**Dataset content**.
■ ■ ■ ■ ■ ■ ■

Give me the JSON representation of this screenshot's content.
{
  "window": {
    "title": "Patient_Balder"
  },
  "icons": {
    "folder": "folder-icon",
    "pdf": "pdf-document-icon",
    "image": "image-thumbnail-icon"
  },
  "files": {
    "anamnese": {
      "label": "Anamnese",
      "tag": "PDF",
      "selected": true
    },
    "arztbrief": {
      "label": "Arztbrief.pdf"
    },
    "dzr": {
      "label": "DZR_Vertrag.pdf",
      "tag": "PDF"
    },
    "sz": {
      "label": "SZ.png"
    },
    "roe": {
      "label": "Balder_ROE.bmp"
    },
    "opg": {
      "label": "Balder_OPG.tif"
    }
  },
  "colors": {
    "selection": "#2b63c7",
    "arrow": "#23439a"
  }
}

■ ■ ■ ■ ■ ■ ■

**Exercise directions**. Output all of the material, please, exactly as it stands.

**Solution**.
Give me the JSON representation of this screenshot's content.
{
  "window": {
    "title": "Patient_Balder"
  },
  "icons": {
    "folder": "folder-icon",
    "pdf": "pdf-document-icon",
    "image": "image-thumbnail-icon"
  },
  "files": {
    "anamnese": {
      "label": "Anamnese",
      "tag": "PDF",
      "selected": true
    },
    "arztbrief": {
      "label": "Arztbrief.pdf"
    },
    "dzr": {
      "label": "DZR_Vertrag.pdf",
      "tag": "PDF"
    },
    "sz": {
      "label": "SZ.png"
    },
    "roe": {
      "label": "Balder_ROE.bmp"
    },
    "opg": {
      "label": "Balder_OPG.tif"
    }
  },
  "colors": {
    "selection": "#2b63c7",
    "arrow": "#23439a"
  }
}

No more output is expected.